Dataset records
______

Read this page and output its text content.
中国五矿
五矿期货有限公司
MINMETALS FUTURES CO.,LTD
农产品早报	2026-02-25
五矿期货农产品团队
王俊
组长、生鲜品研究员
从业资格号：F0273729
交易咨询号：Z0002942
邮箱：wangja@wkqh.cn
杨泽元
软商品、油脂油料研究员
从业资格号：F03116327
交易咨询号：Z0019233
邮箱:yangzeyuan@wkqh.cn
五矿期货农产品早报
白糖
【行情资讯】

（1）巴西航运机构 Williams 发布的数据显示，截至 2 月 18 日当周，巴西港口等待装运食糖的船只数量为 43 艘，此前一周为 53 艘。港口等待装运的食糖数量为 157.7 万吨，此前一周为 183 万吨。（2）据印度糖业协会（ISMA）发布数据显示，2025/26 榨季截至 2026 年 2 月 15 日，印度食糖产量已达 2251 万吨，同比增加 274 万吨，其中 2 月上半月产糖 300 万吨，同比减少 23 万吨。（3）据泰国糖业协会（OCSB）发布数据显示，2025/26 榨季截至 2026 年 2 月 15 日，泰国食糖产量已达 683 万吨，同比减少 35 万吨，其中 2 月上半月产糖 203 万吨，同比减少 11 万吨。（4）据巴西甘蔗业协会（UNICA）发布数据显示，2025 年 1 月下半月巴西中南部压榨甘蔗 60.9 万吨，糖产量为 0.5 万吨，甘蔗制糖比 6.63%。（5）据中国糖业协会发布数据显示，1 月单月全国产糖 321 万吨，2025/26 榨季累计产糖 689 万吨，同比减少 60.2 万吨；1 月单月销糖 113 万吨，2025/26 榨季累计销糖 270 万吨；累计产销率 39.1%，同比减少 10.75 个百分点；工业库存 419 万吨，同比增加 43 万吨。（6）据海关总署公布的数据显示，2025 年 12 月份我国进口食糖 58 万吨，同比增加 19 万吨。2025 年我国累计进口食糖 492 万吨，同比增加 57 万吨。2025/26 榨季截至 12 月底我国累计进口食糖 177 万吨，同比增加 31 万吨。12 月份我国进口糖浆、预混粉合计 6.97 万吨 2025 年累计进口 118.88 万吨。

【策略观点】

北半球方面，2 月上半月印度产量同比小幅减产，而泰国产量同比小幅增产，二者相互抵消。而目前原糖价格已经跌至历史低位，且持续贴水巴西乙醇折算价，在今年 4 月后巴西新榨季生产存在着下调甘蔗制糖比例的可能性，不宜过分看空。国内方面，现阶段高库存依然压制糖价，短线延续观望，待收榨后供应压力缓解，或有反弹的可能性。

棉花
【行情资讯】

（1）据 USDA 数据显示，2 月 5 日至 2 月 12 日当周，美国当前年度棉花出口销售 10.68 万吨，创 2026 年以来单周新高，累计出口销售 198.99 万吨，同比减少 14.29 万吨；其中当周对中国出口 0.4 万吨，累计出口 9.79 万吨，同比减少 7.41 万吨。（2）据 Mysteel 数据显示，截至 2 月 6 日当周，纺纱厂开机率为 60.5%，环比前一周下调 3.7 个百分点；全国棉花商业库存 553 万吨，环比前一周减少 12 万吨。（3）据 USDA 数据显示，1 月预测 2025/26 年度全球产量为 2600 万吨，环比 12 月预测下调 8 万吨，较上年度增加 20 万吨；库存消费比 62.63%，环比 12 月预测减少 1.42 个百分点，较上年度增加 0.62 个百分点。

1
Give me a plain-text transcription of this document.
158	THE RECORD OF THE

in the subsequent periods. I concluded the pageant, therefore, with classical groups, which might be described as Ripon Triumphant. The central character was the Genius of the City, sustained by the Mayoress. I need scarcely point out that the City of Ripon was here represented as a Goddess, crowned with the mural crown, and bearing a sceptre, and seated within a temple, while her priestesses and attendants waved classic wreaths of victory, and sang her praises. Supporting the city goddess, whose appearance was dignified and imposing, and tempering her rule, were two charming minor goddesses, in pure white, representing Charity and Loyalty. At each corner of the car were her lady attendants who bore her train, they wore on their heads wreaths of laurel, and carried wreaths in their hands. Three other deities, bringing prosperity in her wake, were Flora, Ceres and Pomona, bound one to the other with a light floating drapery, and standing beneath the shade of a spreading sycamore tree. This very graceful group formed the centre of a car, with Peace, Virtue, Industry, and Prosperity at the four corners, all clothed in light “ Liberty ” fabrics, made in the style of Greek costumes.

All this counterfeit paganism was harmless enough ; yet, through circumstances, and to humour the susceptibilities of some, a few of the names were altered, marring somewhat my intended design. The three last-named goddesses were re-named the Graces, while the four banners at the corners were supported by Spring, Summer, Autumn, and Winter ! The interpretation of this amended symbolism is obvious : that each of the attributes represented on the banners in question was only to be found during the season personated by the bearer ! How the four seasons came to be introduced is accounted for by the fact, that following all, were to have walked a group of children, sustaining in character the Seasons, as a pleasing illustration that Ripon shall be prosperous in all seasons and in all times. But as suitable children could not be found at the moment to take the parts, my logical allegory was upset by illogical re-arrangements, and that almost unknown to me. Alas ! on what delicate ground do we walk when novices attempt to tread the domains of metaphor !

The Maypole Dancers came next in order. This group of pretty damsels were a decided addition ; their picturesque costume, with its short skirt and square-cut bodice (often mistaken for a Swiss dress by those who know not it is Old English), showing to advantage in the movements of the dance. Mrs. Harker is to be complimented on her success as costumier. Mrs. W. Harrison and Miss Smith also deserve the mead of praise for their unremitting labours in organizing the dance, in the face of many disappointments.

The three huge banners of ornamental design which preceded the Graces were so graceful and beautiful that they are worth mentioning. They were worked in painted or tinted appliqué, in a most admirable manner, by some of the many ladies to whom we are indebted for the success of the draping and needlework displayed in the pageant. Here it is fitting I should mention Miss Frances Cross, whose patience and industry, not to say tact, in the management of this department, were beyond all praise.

______

* What you need to do *
Every line that holds the string "success" should be returned.

* Answer to this problem *
The Maypole Dancers came next in order. This group of pretty damsels were a decided addition ; their picturesque costume, with its short skirt and square-cut bodice (often mistaken for a Swiss dress by those who know not it is Old English), showing to advantage in the movements of the dance. Mrs. Harker is to be complimented on her success as costumier. Mrs. W. Harrison and Miss Smith also deserve the mead of praise for their unremitting labours in organizing the dance, in the face of many disappointments.
The three huge banners of ornamental design which preceded the Graces were so graceful and beautiful that they are worth mentioning. They were worked in painted or tinted appliqué, in a most admirable manner, by some of the many ladies to whom we are indebted for the success of the draping and needlework displayed in the pageant. Here it is fitting I should mention Miss Frances Cross, whose patience and industry, not to say tact, in the management of this department, were beyond all praise.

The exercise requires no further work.